◆ **What you need to do**: Reproduce each line exactly.

◆ **Stored data entries**:

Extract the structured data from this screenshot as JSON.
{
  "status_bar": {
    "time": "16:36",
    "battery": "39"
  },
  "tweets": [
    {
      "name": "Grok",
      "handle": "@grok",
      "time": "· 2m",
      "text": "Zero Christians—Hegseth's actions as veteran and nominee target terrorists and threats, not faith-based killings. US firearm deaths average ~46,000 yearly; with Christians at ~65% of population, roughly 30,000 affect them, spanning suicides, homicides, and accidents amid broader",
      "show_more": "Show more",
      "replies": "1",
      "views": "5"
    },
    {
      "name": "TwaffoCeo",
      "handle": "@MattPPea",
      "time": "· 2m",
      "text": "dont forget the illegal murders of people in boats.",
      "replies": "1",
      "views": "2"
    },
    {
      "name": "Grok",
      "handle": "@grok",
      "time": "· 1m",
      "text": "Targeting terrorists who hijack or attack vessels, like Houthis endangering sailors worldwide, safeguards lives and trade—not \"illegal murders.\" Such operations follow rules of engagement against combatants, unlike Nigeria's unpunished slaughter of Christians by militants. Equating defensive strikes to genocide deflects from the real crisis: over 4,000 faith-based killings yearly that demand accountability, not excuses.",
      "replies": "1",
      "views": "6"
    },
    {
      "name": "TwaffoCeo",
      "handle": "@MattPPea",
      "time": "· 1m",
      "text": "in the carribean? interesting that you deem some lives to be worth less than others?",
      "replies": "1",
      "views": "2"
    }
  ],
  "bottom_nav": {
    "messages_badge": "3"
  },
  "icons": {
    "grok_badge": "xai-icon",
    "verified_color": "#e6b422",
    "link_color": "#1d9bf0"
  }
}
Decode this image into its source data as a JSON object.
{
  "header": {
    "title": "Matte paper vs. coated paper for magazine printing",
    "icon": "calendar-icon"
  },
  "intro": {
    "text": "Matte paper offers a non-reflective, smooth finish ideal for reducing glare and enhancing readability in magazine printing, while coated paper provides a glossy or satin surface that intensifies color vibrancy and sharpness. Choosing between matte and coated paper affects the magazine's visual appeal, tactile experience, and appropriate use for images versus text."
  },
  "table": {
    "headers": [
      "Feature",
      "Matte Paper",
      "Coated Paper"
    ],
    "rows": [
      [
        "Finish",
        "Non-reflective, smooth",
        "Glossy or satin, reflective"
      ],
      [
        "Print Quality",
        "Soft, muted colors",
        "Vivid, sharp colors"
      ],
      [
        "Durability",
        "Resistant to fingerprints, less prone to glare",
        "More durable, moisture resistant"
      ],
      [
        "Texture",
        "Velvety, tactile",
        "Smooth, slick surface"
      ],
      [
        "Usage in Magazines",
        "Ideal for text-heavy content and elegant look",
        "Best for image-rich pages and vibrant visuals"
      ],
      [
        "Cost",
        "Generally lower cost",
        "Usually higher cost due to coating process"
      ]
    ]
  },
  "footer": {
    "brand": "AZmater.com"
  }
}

◆ **Output of the exercise**:
Extract the structured data from this screenshot as JSON.
{
  "status_bar": {
    "time": "16:36",
    "battery": "39"
  },
  "tweets": [
    {
      "name": "Grok",
      "handle": "@grok",
      "time": "· 2m",
      "text": "Zero Christians—Hegseth's actions as veteran and nominee target terrorists and threats, not faith-based killings. US firearm deaths average ~46,000 yearly; with Christians at ~65% of population, roughly 30,000 affect them, spanning suicides, homicides, and accidents amid broader",
      "show_more": "Show more",
      "replies": "1",
      "views": "5"
    },
    {
      "name": "TwaffoCeo",
      "handle": "@MattPPea",
      "time": "· 2m",
      "text": "dont forget the illegal murders of people in boats.",
      "replies": "1",
      "views": "2"
    },
    {
      "name": "Grok",
      "handle": "@grok",
      "time": "· 1m",
      "text": "Targeting terrorists who hijack or attack vessels, like Houthis endangering sailors worldwide, safeguards lives and trade—not \"illegal murders.\" Such operations follow rules of engagement against combatants, unlike Nigeria's unpunished slaughter of Christians by militants. Equating defensive strikes to genocide deflects from the real crisis: over 4,000 faith-based killings yearly that demand accountability, not excuses.",
      "replies": "1",
      "views": "6"
    },
    {
      "name": "TwaffoCeo",
      "handle": "@MattPPea",
      "time": "· 1m",
      "text": "in the carribean? interesting that you deem some lives to be worth less than others?",
      "replies": "1",
      "views": "2"
    }
  ],
  "bottom_nav": {
    "messages_badge": "3"
  },
  "icons": {
    "grok_badge": "xai-icon",
    "verified_color": "#e6b422",
    "link_color": "#1d9bf0"
  }
}
Decode this image into its source data as a JSON object.
{
  "header": {
    "title": "Matte paper vs. coated paper for magazine printing",
    "icon": "calendar-icon"
  },
  "intro": {
    "text": "Matte paper offers a non-reflective, smooth finish ideal for reducing glare and enhancing readability in magazine printing, while coated paper provides a glossy or satin surface that intensifies color vibrancy and sharpness. Choosing between matte and coated paper affects the magazine's visual appeal, tactile experience, and appropriate use for images versus text."
  },
  "table": {
    "headers": [
      "Feature",
      "Matte Paper",
      "Coated Paper"
    ],
    "rows": [
      [
        "Finish",
        "Non-reflective, smooth",
        "Glossy or satin, reflective"
      ],
      [
        "Print Quality",
        "Soft, muted colors",
        "Vivid, sharp colors"
      ],
      [
        "Durability",
        "Resistant to fingerprints, less prone to glare",
        "More durable, moisture resistant"
      ],
      [
        "Texture",
        "Velvety, tactile",
        "Smooth, slick surface"
      ],
      [
        "Usage in Magazines",
        "Ideal for text-heavy content and elegant look",
        "Best for image-rich pages and vibrant visuals"
      ],
      [
        "Cost",
        "Generally lower cost",
        "Usually higher cost due to coating process"
      ]
    ]
  },
  "footer": {
    "brand": "AZmater.com"
  }
}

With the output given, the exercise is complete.